**Given task**
Which lines hold the word "superstructure"? Copy each of them from the material.

— BEGIN Data in this exercise —

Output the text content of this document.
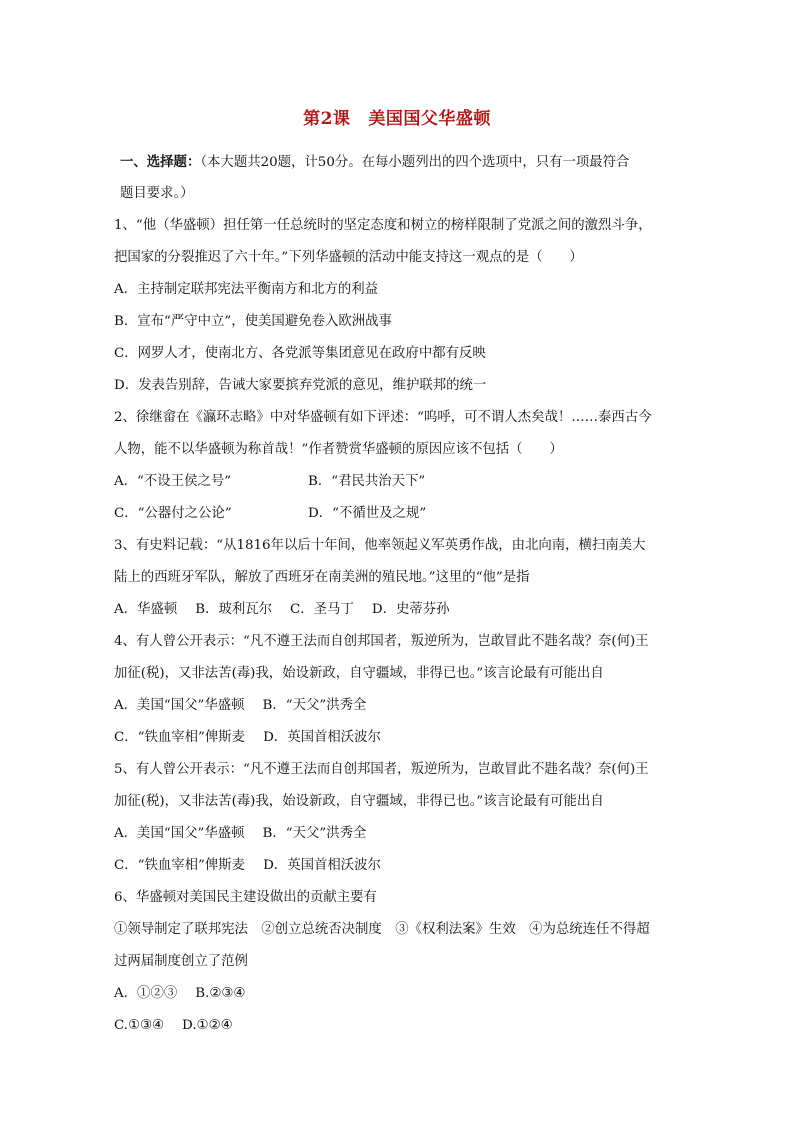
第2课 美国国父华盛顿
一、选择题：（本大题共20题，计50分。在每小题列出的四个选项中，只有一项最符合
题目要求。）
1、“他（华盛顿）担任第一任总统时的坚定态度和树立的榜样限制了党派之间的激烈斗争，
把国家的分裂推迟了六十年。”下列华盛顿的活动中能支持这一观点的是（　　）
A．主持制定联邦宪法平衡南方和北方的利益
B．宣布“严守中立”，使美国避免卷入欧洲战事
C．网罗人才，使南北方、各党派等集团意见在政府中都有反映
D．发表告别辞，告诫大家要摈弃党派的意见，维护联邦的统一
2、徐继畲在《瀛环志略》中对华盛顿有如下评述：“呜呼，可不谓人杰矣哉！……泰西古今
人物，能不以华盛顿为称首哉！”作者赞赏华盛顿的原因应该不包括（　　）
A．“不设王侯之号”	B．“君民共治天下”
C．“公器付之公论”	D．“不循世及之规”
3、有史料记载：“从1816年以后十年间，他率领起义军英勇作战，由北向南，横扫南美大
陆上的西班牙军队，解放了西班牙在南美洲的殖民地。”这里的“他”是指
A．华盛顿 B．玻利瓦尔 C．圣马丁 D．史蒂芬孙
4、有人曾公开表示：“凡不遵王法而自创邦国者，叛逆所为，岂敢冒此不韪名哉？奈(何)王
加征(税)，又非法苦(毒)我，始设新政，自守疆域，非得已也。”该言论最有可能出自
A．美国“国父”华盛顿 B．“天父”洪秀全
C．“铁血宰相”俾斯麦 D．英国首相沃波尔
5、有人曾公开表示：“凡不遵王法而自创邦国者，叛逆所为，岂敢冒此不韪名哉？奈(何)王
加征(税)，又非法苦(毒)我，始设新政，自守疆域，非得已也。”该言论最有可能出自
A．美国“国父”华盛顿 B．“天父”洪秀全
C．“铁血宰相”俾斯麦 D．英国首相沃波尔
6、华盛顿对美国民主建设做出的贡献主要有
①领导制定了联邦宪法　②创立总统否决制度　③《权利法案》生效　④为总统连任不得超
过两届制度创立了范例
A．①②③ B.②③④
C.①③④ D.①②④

— END Data in this exercise —
— BEGIN Data in this exercise —

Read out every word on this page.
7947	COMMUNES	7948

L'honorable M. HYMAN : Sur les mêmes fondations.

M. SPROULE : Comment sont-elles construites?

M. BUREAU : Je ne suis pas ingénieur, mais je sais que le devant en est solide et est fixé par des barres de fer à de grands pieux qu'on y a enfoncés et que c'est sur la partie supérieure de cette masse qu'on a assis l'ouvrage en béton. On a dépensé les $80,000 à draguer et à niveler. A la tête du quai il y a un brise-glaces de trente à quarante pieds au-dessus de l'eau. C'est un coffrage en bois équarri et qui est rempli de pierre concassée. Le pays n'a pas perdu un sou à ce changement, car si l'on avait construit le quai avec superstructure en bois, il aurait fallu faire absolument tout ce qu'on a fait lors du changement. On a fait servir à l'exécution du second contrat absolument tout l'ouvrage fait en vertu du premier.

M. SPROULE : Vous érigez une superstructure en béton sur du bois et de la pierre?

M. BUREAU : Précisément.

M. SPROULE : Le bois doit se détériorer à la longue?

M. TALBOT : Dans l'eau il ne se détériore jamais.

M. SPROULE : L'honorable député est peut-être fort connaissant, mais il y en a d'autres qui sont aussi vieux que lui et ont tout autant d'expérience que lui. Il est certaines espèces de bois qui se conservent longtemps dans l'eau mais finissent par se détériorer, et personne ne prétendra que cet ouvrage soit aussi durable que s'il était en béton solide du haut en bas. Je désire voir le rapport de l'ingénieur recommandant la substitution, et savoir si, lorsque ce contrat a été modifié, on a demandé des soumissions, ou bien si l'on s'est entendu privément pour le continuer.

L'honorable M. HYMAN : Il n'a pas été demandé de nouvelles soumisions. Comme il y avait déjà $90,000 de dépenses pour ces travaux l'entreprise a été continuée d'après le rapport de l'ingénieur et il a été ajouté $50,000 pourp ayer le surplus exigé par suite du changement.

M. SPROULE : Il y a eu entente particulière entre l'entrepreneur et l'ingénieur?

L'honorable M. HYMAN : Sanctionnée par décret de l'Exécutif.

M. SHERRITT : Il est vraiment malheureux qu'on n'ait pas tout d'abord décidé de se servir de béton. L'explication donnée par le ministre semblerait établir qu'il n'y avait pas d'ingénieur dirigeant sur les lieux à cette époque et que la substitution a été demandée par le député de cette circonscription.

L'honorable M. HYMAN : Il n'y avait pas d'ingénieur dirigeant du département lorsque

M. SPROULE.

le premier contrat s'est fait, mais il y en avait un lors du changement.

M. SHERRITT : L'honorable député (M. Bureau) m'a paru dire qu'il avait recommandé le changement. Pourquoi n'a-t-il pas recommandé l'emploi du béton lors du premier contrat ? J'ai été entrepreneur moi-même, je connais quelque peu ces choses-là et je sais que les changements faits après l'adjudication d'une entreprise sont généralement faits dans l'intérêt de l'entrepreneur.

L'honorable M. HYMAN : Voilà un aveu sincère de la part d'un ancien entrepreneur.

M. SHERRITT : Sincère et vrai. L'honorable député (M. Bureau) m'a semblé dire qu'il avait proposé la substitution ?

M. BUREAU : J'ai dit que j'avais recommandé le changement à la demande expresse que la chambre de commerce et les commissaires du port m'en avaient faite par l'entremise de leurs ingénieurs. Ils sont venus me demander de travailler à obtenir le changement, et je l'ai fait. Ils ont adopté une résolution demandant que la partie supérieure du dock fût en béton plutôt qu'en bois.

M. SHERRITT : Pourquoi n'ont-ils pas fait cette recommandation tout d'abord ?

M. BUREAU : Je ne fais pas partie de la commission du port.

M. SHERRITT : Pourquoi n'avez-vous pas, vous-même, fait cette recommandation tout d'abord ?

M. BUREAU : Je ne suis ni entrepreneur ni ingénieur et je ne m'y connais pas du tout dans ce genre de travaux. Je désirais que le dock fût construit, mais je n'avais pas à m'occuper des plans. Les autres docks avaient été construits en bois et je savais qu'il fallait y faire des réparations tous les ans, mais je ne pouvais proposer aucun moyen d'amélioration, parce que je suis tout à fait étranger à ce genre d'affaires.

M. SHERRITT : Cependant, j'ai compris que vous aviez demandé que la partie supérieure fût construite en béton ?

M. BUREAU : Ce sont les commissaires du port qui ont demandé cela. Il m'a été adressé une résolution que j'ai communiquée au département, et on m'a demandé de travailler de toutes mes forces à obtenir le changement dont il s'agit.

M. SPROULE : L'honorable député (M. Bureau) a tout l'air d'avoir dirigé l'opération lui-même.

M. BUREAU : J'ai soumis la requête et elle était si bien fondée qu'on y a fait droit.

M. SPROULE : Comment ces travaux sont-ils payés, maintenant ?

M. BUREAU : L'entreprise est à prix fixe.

— END Data in this exercise —

**Full output**
M. BUREAU : Je ne suis pas ingénieur, mais je sais que le devant en est solide et est fixé par des barres de fer à de grands pieux qu'on y a enfoncés et que c'est sur la partie supérieure de cette masse qu'on a assis l'ouvrage en béton. On a dépensé les $80,000 à draguer et à niveler. A la tête du quai il y a un brise-glaces de trente à quarante pieds au-dessus de l'eau. C'est un coffrage en bois équarri et qui est rempli de pierre concassée. Le pays n'a pas perdu un sou à ce changement, car si l'on avait construit le quai avec superstructure en bois, il aurait fallu faire absolument tout ce qu'on a fait lors du changement. On a fait servir à l'exécution du second contrat absolument tout l'ouvrage fait en vertu du premier.
M. SPROULE : Vous érigez une superstructure en béton sur du bois et de la pierre?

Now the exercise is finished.